**Input material:**
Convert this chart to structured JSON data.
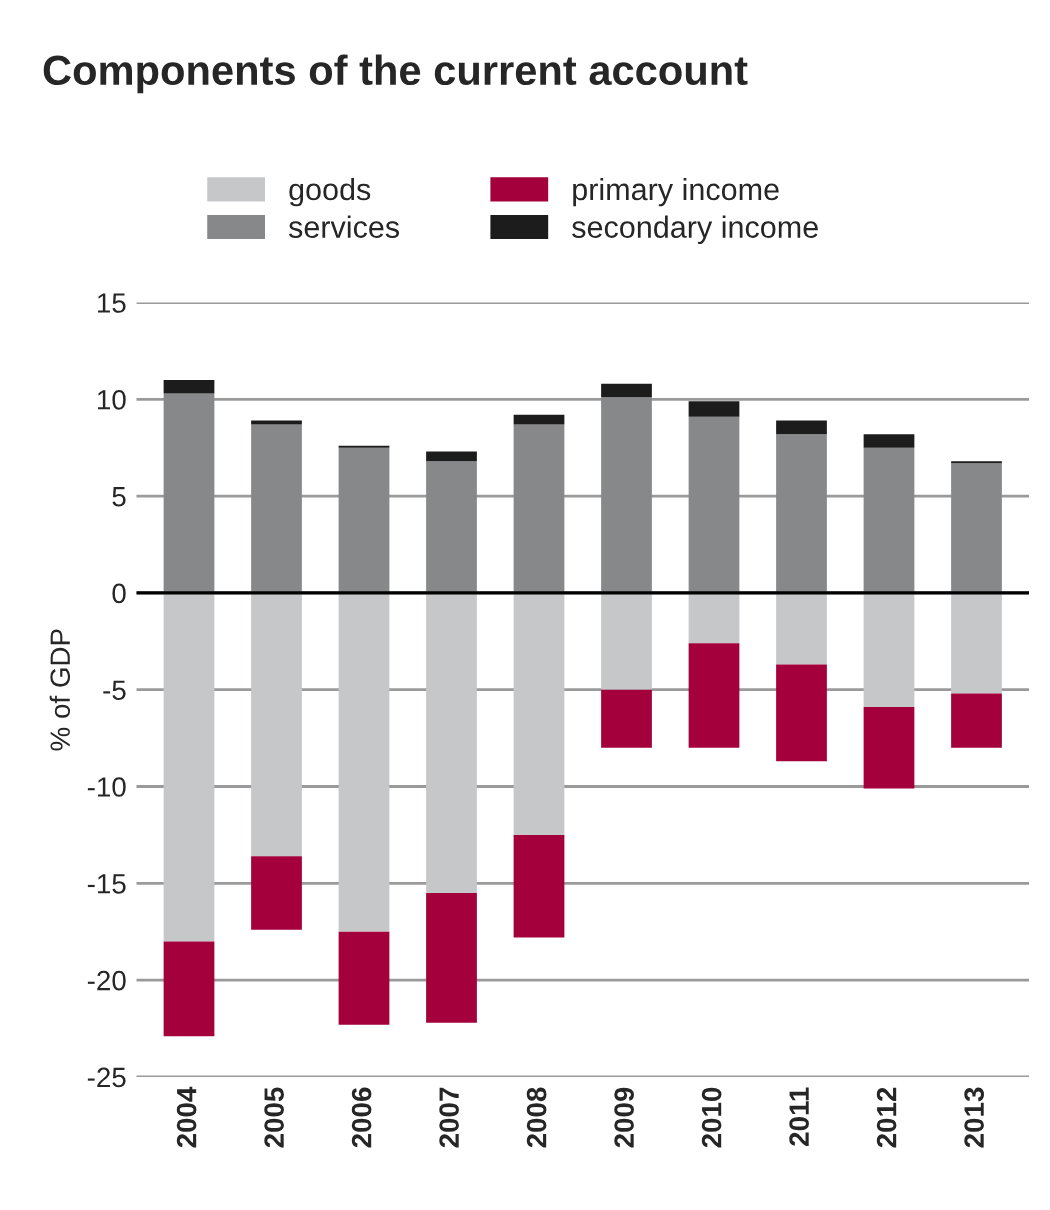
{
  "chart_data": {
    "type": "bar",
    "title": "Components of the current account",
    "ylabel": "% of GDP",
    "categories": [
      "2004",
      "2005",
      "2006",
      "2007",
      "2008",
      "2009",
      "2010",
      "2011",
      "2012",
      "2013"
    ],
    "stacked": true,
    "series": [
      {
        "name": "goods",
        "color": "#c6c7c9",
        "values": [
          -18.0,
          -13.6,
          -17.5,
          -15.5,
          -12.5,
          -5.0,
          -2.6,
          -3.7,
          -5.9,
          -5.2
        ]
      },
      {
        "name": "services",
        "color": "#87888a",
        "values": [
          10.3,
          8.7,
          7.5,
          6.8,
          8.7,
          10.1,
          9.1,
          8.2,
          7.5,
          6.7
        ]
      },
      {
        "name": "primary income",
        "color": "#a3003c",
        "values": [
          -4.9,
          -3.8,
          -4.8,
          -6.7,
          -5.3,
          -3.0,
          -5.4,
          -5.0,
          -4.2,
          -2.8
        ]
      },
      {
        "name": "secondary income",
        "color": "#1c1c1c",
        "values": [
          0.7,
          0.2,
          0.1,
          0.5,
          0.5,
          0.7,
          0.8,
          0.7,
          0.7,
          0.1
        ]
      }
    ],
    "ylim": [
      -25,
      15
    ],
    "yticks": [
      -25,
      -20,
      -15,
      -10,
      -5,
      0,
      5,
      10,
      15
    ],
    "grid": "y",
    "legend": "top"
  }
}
==
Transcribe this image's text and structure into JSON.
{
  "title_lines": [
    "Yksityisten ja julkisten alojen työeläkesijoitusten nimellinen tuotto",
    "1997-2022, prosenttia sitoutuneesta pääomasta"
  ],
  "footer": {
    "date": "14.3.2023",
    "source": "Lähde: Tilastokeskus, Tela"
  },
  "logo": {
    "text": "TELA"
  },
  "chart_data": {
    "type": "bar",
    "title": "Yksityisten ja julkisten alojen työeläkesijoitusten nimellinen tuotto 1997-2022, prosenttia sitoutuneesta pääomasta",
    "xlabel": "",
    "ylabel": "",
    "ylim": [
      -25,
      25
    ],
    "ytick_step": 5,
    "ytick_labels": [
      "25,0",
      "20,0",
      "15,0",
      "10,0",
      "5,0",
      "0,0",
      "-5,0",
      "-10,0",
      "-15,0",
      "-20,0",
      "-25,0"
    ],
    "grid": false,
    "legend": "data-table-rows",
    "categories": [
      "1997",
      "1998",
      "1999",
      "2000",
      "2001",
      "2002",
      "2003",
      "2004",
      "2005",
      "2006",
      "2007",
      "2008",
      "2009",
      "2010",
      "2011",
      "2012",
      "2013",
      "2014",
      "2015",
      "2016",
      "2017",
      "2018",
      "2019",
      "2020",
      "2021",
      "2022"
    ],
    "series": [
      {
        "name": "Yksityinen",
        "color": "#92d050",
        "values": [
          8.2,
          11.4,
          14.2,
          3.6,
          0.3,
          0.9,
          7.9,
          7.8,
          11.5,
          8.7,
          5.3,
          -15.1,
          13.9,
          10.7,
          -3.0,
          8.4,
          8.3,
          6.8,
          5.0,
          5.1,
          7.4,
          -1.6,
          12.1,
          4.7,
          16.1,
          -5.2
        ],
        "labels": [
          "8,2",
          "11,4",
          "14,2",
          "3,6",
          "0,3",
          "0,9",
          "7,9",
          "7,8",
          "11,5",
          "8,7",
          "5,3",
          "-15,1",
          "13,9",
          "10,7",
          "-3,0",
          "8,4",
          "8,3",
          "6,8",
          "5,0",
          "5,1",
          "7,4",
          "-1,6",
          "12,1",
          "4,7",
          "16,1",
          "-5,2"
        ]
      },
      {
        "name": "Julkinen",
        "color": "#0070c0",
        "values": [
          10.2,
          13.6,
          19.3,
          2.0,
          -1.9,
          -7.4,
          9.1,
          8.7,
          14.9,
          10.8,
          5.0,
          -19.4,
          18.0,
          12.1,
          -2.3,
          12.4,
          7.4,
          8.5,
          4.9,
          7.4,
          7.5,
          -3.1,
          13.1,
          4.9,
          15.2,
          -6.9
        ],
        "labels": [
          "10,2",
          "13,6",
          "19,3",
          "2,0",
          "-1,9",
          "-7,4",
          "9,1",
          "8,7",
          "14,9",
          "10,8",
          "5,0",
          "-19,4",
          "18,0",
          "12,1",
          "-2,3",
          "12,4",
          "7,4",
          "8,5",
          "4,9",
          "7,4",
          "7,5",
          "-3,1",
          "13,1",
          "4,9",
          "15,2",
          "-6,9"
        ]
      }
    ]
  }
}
==
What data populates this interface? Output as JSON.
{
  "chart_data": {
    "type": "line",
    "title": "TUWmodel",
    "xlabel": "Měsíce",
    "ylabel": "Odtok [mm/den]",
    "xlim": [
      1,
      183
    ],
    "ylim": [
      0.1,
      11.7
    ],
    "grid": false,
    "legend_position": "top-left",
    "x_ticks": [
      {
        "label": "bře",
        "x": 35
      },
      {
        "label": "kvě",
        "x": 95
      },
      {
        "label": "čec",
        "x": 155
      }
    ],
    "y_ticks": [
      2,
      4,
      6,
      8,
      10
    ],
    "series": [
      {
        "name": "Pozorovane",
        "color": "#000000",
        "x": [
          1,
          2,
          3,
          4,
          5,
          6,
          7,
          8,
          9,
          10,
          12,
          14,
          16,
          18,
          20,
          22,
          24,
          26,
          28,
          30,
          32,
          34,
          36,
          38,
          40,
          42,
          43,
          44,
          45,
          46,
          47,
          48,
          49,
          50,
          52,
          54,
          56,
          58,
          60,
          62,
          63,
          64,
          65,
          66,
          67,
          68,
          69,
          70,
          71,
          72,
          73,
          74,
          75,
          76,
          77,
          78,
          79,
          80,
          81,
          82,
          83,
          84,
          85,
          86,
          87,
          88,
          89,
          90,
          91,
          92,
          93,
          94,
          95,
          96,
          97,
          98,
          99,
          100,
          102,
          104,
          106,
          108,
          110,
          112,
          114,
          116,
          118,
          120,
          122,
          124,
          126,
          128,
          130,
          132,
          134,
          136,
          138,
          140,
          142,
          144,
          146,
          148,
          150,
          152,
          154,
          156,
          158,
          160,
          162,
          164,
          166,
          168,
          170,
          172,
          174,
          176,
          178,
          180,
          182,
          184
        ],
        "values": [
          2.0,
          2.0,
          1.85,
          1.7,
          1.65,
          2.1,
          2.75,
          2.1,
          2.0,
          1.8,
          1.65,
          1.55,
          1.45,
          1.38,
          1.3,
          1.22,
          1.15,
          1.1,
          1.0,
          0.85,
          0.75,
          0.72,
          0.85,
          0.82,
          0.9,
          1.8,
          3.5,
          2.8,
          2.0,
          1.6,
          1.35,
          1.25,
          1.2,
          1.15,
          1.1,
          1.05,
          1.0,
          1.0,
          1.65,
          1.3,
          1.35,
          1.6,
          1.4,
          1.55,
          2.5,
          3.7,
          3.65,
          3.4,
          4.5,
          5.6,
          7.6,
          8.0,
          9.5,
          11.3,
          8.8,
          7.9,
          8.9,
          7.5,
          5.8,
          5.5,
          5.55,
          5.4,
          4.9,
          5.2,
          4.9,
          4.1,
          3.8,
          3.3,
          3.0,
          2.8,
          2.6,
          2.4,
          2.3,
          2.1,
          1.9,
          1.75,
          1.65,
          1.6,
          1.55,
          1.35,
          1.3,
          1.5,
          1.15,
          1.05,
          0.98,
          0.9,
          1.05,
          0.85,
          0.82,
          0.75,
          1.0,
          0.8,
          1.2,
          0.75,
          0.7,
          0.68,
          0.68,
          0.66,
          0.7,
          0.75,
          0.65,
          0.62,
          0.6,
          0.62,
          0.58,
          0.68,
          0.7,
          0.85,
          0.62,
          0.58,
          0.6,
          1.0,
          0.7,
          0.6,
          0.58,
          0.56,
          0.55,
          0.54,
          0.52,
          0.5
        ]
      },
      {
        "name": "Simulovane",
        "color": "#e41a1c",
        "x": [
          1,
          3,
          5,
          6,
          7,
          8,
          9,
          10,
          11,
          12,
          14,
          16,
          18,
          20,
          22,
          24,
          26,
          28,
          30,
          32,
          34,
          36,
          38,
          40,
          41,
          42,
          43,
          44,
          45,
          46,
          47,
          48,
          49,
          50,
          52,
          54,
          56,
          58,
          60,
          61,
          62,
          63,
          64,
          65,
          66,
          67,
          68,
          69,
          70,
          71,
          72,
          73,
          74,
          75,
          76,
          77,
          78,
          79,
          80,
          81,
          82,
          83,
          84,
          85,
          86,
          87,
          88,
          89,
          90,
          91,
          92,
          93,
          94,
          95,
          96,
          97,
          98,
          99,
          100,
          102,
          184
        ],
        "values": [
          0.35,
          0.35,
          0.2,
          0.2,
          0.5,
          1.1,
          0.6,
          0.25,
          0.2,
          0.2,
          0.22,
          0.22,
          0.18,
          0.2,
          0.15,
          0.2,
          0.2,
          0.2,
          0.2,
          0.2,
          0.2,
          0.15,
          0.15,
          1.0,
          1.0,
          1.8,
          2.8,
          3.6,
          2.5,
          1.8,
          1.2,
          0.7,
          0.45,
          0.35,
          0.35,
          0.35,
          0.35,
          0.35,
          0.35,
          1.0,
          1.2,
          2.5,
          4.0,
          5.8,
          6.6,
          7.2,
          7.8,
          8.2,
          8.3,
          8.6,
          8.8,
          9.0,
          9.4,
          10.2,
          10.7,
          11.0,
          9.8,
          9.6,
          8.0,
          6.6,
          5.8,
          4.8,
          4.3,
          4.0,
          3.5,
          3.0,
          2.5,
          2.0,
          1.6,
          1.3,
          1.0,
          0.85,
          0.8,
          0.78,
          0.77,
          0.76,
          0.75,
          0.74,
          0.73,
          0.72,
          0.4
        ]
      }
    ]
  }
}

**Problem details:** Every line in the data above that contains "this" needs to be copied.

**Full solution:**
Convert this chart to structured JSON data.
Transcribe this image's text and structure into JSON.
What data populates this interface? Output as JSON.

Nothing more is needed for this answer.